### Dataset records
###
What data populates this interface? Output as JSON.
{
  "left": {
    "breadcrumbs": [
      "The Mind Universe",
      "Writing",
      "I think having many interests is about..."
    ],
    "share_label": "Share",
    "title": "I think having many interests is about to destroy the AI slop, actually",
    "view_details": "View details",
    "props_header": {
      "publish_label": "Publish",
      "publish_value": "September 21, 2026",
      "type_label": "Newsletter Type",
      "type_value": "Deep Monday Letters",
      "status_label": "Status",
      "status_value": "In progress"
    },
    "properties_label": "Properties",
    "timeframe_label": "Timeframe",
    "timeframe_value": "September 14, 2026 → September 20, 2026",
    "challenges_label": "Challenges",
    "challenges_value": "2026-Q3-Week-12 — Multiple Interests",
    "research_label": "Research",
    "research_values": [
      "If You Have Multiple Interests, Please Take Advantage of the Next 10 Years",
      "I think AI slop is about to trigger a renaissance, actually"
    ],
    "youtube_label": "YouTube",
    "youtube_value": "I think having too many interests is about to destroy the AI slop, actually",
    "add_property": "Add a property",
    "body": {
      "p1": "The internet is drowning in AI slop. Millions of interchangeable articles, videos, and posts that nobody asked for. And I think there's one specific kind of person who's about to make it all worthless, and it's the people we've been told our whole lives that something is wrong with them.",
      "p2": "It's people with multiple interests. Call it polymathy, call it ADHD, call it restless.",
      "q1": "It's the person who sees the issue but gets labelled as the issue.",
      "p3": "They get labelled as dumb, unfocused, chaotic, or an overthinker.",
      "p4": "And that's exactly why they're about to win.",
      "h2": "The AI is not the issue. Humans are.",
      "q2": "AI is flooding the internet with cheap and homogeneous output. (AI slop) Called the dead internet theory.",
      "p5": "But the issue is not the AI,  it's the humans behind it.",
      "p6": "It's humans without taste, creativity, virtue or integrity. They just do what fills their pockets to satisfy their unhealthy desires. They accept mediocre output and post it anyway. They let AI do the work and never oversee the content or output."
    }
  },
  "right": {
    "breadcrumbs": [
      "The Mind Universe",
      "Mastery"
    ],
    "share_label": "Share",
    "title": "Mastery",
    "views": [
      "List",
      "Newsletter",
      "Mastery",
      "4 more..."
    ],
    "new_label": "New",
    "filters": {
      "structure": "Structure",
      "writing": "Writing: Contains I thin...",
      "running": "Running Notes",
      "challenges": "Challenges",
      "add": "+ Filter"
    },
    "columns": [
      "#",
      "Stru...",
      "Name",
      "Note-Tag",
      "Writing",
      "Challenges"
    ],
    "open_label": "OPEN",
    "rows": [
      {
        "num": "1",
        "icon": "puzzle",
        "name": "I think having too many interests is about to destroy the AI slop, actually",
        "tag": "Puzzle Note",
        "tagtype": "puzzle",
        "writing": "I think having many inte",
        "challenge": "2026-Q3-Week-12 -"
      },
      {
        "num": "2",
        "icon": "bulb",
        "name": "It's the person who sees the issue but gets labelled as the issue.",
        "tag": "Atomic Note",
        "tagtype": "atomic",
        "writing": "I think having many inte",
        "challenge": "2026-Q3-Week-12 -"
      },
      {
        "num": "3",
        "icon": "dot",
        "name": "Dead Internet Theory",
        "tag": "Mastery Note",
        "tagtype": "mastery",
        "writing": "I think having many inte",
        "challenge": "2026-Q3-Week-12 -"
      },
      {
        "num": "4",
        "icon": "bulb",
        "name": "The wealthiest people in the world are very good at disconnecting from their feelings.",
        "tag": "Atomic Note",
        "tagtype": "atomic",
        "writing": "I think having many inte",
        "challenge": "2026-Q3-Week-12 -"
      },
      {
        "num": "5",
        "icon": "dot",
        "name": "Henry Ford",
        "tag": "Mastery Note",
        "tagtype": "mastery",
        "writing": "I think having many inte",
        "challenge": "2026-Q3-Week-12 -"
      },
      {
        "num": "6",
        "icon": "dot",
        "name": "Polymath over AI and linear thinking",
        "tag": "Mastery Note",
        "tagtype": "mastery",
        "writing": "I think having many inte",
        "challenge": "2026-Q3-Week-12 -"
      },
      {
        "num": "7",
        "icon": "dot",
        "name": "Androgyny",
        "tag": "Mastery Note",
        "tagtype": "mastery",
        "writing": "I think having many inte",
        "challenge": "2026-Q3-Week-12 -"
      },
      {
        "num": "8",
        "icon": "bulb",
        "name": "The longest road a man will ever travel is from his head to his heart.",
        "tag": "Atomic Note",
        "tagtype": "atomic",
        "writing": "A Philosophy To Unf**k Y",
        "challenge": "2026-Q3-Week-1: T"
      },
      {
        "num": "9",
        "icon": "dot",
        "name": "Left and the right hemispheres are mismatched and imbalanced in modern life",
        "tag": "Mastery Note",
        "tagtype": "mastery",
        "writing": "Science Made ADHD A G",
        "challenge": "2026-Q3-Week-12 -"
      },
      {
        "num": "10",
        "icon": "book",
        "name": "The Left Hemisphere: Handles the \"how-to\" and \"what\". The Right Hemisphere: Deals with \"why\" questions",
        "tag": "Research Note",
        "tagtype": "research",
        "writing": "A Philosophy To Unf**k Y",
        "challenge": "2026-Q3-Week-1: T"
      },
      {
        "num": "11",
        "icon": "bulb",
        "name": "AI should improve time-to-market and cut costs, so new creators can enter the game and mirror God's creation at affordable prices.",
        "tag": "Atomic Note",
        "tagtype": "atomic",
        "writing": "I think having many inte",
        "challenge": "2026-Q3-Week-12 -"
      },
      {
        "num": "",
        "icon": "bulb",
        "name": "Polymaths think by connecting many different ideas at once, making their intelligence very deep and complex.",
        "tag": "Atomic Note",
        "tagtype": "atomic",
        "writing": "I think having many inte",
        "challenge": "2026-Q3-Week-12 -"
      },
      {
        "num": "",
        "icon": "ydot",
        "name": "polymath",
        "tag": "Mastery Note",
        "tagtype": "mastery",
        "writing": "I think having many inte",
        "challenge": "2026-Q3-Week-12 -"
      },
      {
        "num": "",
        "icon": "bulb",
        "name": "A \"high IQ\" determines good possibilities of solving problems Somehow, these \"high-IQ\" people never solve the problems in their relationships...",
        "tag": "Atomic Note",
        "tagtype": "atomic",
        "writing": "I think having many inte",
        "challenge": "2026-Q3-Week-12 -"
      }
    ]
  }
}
###
### WORK INSTRUCTIONS
Check all the records above and select each line where the string "very" is found.

### THE OUTPUT
        "name": "The wealthiest people in the world are very good at disconnecting from their feelings.",
        "name": "Polymaths think by connecting many different ideas at once, making their intelligence very deep and complex.",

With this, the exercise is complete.